* **EXERCISE TASK**
Identify all lines of the data containing the string "JSON" and copy them.

===== DATA TO USE =====

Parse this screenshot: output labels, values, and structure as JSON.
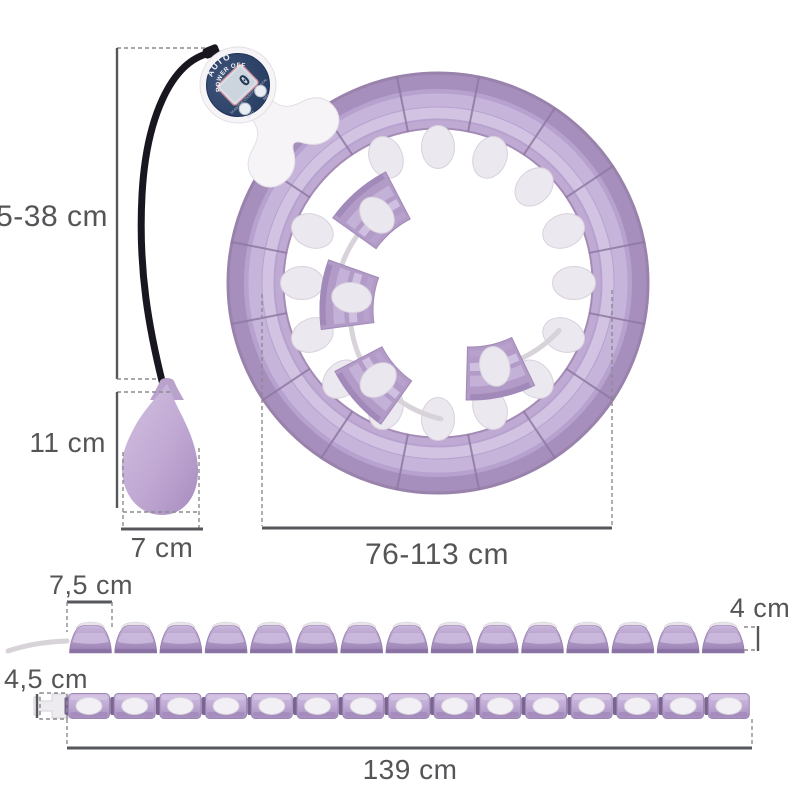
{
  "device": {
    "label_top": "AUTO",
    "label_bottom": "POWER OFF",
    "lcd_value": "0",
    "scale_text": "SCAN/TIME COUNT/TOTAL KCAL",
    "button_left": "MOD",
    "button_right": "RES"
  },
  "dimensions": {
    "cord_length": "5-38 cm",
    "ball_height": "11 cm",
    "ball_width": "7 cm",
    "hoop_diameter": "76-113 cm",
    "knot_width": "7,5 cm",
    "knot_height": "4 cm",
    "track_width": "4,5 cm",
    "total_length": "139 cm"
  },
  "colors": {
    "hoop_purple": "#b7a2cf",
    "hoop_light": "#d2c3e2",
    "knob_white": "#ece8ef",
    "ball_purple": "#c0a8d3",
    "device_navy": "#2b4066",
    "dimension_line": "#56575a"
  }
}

=====
===== DATA TO USE =====

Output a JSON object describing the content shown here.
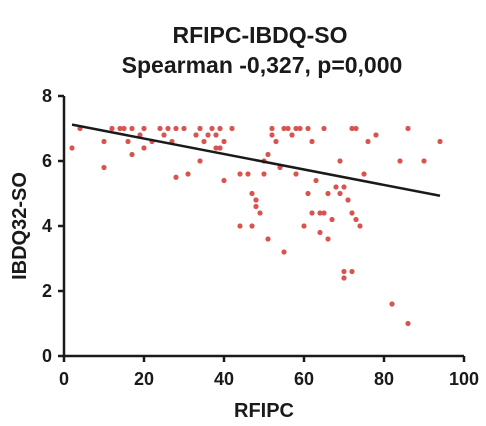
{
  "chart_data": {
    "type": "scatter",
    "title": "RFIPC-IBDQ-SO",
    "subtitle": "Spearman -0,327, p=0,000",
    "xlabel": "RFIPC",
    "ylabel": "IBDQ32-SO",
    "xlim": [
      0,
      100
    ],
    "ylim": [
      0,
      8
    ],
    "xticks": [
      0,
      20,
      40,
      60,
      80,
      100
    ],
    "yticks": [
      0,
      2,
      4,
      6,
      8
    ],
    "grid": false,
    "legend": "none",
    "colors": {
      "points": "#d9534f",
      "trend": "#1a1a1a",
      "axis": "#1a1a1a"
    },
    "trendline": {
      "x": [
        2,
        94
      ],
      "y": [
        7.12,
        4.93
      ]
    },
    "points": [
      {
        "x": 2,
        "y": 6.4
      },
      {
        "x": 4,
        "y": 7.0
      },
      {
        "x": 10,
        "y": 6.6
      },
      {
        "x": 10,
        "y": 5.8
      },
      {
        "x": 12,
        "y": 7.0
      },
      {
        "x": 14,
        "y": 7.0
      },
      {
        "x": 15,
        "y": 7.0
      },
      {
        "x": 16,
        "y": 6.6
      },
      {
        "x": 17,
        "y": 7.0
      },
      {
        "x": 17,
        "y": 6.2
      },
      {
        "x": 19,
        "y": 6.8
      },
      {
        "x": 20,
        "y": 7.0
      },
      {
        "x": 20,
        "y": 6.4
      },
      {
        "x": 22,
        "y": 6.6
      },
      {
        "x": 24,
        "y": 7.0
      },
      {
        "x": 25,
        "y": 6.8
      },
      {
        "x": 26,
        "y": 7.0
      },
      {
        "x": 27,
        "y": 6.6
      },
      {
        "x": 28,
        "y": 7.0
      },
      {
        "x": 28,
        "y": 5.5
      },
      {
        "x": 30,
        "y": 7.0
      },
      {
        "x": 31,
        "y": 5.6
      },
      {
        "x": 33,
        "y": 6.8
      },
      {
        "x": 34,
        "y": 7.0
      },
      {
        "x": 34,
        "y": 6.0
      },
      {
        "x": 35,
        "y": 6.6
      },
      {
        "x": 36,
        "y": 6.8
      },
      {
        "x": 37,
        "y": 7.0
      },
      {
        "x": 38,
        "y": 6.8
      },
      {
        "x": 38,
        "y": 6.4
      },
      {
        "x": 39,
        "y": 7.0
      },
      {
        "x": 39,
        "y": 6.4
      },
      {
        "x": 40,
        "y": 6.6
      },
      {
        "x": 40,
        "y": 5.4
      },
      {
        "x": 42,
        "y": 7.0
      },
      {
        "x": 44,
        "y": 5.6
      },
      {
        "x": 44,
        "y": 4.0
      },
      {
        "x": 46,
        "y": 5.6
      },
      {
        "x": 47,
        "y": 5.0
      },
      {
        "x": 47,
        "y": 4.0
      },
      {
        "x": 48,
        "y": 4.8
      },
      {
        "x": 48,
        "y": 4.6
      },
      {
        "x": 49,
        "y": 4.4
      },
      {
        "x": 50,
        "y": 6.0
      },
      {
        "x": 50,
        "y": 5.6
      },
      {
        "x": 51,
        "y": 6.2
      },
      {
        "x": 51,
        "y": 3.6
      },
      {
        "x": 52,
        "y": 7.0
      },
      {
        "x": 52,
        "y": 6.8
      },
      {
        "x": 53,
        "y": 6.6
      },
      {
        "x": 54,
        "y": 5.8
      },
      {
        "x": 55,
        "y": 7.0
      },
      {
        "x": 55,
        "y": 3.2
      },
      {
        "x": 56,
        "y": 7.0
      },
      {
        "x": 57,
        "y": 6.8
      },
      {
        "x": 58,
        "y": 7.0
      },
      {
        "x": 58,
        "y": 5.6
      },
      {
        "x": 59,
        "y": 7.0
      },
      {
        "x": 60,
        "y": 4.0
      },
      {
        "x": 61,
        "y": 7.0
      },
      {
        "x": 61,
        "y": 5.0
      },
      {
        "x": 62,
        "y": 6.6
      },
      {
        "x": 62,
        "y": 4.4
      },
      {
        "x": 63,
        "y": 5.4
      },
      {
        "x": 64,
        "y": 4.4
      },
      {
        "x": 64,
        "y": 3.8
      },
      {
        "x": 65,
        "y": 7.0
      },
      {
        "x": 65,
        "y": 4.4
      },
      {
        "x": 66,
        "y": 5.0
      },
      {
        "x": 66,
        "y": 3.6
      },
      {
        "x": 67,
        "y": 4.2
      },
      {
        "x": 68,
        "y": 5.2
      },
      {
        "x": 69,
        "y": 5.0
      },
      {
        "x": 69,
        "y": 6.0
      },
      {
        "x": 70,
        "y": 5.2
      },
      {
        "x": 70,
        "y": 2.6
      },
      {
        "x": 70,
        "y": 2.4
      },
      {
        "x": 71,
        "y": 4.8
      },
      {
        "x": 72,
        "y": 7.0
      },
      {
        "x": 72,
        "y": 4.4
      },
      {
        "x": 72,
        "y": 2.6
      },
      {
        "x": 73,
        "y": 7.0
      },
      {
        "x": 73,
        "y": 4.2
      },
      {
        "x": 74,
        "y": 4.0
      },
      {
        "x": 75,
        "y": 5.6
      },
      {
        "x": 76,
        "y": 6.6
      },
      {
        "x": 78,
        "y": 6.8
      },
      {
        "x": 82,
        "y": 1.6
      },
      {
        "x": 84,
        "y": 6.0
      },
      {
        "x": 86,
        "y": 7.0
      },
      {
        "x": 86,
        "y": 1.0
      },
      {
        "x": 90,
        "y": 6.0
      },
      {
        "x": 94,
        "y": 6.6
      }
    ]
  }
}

=====

* **TASK SOLUTION**
Parse this screenshot: output labels, values, and structure as JSON.
Output a JSON object describing the content shown here.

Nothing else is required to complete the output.